PROBLEM
Return all lines from the listing below in which the string "text" occurs.

━━━ DATA FOR PROCESSING

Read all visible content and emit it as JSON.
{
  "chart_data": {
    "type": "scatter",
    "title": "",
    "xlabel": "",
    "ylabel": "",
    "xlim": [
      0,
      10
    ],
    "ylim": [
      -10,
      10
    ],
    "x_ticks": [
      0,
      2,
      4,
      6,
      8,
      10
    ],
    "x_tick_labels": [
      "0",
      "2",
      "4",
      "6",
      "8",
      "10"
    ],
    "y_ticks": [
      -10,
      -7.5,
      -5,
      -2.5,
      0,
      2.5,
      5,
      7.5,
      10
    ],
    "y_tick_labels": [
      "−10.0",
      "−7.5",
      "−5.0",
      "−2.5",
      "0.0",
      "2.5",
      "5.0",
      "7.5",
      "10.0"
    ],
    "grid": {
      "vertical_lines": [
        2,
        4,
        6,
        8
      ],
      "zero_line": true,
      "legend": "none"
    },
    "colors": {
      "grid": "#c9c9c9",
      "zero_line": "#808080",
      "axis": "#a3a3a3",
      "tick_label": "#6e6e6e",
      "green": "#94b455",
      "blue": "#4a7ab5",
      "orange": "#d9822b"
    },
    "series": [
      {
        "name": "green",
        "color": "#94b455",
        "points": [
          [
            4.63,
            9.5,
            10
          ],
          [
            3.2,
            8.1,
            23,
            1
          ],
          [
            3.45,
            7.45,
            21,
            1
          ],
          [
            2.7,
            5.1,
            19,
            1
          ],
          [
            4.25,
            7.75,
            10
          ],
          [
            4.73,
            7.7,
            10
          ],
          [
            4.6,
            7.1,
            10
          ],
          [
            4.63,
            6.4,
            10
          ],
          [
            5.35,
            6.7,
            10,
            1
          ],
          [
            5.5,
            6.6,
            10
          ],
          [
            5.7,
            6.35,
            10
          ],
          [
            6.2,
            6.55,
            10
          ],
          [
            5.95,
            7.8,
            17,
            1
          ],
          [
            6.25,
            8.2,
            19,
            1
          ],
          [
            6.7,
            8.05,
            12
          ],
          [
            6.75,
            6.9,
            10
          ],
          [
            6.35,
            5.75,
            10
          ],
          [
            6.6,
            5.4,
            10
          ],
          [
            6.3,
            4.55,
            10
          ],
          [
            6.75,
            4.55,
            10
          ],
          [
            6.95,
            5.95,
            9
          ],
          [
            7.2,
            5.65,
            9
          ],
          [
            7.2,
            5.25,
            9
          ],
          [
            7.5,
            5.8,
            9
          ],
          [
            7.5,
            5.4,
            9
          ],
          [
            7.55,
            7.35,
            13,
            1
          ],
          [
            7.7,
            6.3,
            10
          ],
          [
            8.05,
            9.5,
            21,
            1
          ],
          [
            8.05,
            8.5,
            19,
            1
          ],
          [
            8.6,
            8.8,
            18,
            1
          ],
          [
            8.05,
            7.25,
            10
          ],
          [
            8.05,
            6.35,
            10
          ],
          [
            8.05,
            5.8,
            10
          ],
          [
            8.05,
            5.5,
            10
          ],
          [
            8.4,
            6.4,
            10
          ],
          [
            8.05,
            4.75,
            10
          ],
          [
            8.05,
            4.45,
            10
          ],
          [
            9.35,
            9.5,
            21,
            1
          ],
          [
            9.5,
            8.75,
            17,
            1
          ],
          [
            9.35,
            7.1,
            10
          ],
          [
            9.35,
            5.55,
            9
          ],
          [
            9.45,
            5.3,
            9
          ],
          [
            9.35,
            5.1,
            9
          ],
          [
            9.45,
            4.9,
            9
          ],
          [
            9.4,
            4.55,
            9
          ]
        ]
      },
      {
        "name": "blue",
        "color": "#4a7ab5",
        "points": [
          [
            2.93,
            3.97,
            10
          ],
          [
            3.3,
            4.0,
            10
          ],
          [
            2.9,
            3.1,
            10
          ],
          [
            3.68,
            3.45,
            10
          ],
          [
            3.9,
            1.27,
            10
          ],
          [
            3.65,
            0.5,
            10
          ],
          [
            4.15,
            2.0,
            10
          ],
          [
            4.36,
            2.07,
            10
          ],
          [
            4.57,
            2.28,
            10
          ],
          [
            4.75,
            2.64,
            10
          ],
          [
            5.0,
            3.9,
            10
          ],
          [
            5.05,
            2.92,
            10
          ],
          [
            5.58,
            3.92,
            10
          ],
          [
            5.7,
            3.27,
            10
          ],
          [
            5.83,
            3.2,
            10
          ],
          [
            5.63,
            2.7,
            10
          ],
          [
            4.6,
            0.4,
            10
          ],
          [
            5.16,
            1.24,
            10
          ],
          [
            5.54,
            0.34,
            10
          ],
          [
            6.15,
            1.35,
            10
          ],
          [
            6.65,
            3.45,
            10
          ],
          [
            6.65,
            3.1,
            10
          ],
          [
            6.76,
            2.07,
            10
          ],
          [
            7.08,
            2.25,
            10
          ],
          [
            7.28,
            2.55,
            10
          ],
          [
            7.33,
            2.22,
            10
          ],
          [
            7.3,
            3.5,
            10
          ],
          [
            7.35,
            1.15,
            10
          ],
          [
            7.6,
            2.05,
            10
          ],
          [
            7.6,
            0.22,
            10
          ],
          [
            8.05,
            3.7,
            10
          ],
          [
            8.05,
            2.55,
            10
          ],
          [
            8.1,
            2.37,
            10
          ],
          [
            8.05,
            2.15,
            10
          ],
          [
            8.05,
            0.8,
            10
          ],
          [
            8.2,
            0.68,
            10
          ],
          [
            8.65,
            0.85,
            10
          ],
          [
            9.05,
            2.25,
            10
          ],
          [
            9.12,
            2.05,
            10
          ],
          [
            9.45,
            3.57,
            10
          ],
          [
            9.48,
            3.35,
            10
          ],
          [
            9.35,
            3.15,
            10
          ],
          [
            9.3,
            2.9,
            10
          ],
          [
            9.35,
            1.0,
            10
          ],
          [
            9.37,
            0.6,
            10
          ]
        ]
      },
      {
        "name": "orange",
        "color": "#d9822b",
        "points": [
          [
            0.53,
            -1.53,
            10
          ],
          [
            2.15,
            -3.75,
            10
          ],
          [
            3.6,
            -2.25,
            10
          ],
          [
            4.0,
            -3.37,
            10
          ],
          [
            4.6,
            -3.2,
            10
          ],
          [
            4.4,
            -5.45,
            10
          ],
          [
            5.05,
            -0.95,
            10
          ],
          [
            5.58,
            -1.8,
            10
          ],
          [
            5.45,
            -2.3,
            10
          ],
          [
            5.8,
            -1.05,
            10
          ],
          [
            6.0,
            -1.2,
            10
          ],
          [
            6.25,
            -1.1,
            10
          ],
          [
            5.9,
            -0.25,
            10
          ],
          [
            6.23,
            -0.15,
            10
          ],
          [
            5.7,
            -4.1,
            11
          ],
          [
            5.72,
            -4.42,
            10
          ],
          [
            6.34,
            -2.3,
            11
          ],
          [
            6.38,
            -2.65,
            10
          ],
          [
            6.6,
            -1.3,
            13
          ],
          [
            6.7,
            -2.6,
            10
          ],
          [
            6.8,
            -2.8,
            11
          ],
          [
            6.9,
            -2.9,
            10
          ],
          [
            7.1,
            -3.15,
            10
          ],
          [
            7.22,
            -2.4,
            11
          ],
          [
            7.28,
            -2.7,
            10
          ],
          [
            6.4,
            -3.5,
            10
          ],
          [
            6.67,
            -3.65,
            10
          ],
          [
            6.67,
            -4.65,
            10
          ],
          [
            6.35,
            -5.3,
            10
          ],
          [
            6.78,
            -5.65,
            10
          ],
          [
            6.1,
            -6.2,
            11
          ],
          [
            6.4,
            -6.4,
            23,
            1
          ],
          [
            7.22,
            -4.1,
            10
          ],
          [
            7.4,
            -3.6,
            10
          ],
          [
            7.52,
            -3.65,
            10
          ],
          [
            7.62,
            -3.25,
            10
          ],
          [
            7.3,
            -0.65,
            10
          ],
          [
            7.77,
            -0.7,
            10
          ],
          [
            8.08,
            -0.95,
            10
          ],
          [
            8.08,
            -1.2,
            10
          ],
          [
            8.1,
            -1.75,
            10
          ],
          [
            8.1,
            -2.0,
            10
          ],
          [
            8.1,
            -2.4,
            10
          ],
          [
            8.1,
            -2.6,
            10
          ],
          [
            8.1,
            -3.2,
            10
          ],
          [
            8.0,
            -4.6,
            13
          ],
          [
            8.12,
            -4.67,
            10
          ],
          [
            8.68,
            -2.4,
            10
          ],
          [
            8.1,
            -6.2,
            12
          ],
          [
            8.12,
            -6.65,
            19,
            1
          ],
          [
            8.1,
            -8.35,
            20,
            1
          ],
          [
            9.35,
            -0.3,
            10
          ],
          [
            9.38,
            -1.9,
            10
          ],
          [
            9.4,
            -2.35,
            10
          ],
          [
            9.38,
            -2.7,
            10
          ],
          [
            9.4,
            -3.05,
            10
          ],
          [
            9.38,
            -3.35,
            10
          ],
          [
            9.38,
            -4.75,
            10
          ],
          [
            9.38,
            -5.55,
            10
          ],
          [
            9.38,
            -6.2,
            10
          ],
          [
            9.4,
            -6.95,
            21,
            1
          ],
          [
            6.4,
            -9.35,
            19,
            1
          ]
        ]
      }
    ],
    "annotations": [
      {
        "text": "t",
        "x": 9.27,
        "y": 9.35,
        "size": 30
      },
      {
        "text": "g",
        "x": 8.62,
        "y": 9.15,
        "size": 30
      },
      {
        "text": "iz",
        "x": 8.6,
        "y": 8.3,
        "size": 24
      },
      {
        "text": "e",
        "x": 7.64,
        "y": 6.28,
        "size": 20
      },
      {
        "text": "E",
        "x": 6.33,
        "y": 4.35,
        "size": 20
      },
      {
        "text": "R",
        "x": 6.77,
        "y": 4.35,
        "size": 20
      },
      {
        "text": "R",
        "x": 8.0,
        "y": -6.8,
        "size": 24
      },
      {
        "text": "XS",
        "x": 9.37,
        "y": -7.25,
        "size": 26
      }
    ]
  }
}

━━━━━━

SOLUTION FOR THIS TASK
        "text": "t",
        "text": "g",
        "text": "iz",
        "text": "e",
        "text": "E",
        "text": "R",
        "text": "R",
        "text": "XS",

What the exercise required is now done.